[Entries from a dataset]
****************************************

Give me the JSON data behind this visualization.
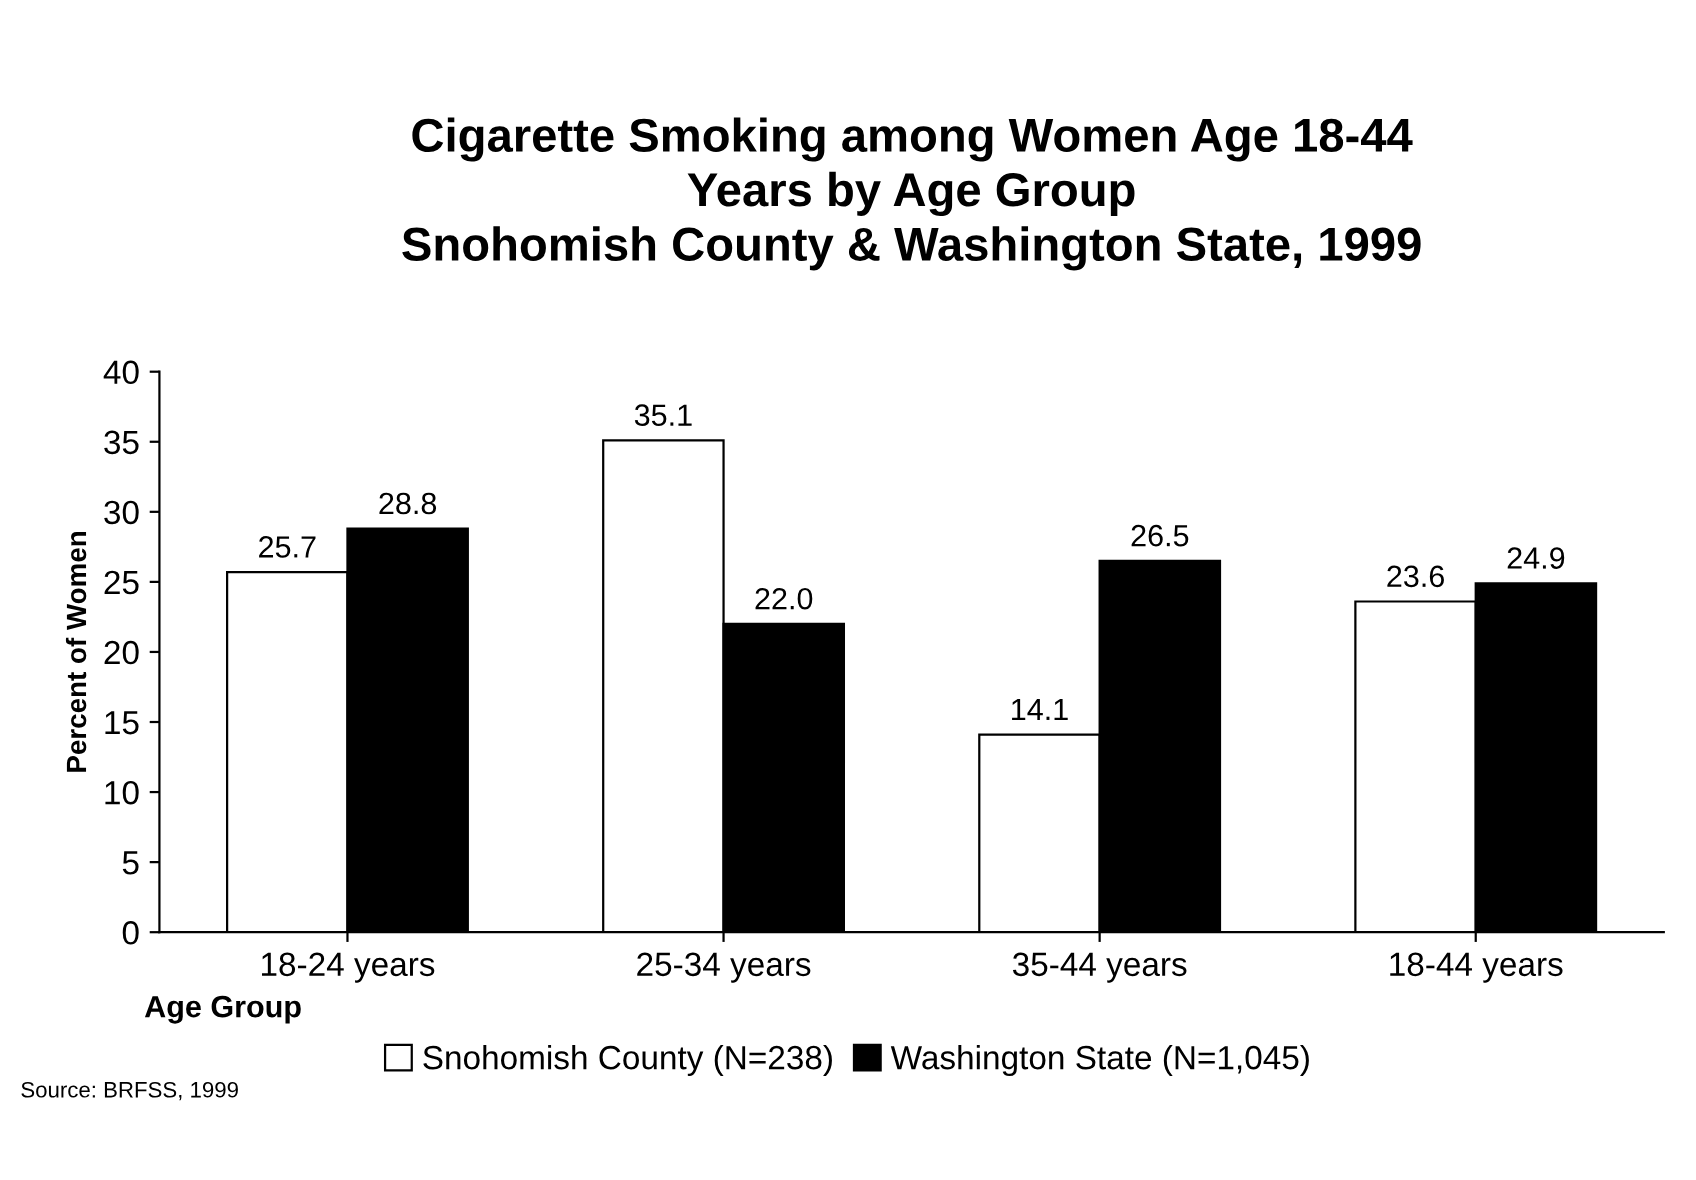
{
  "chart_data": {
    "type": "bar",
    "title": "Cigarette Smoking among Women Age 18-44\nYears by Age Group\nSnohomish County & Washington State, 1999",
    "categories": [
      "18-24 years",
      "25-34 years",
      "35-44 years",
      "18-44 years"
    ],
    "series": [
      {
        "name": "Snohomish County (N=238)",
        "color": "#ffffff",
        "values": [
          25.7,
          35.1,
          14.1,
          23.6
        ],
        "value_labels": [
          "25.7",
          "35.1",
          "14.1",
          "23.6"
        ]
      },
      {
        "name": "Washington State (N=1,045)",
        "color": "#000000",
        "values": [
          28.8,
          22.0,
          26.5,
          24.9
        ],
        "value_labels": [
          "28.8",
          "22.0",
          "26.5",
          "24.9"
        ]
      }
    ],
    "xlabel": "Age Group",
    "ylabel": "Percent of Women",
    "ylim": [
      0,
      40
    ],
    "yticks": [
      0,
      5,
      10,
      15,
      20,
      25,
      30,
      35,
      40
    ],
    "grid": false,
    "legend": "bottom",
    "annotations": [
      "Source: BRFSS, 1999"
    ]
  }
}
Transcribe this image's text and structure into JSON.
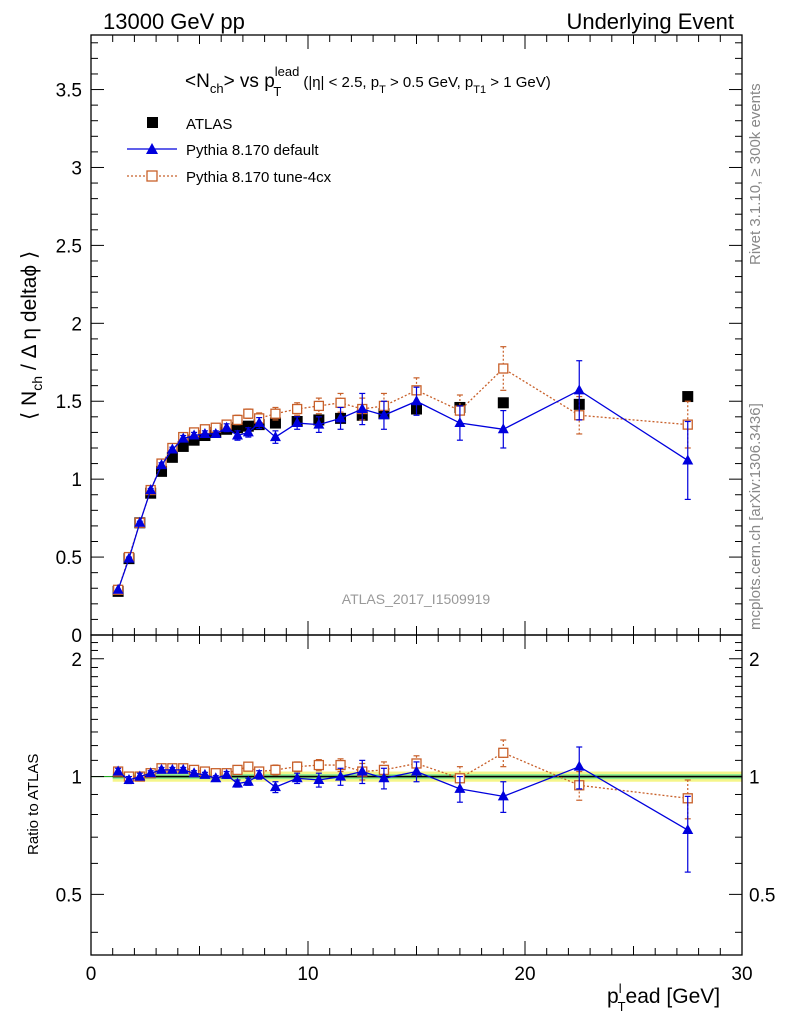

****************************************

Task directions = Copy each line exactly, and leave the pictures out of your copy.

Correct response =
Give me the JSON data behind this visualization.
{
  "chart_data": {
    "type": "bar",
    "title": "Cigarette Smoking among Women Age 18-44\nYears by Age Group\nSnohomish County & Washington State, 1999",
    "categories": [
      "18-24 years",
      "25-34 years",
      "35-44 years",
      "18-44 years"
    ],
    "series": [
      {
        "name": "Snohomish County (N=238)",
        "color": "#ffffff",
        "values": [
          25.7,
          35.1,
          14.1,
          23.6
        ],
        "value_labels": [
          "25.7",
          "35.1",
          "14.1",
          "23.6"
        ]
      },
      {
        "name": "Washington State (N=1,045)",
        "color": "#000000",
        "values": [
          28.8,
          22.0,
          26.5,
          24.9
        ],
        "value_labels": [
          "28.8",
          "22.0",
          "26.5",
          "24.9"
        ]
      }
    ],
    "xlabel": "Age Group",
    "ylabel": "Percent of Women",
    "ylim": [
      0,
      40
    ],
    "yticks": [
      0,
      5,
      10,
      15,
      20,
      25,
      30,
      35,
      40
    ],
    "grid": false,
    "legend": "bottom",
    "annotations": [
      "Source: BRFSS, 1999"
    ]
  }
}
Transcribe this image's text and structure into JSON.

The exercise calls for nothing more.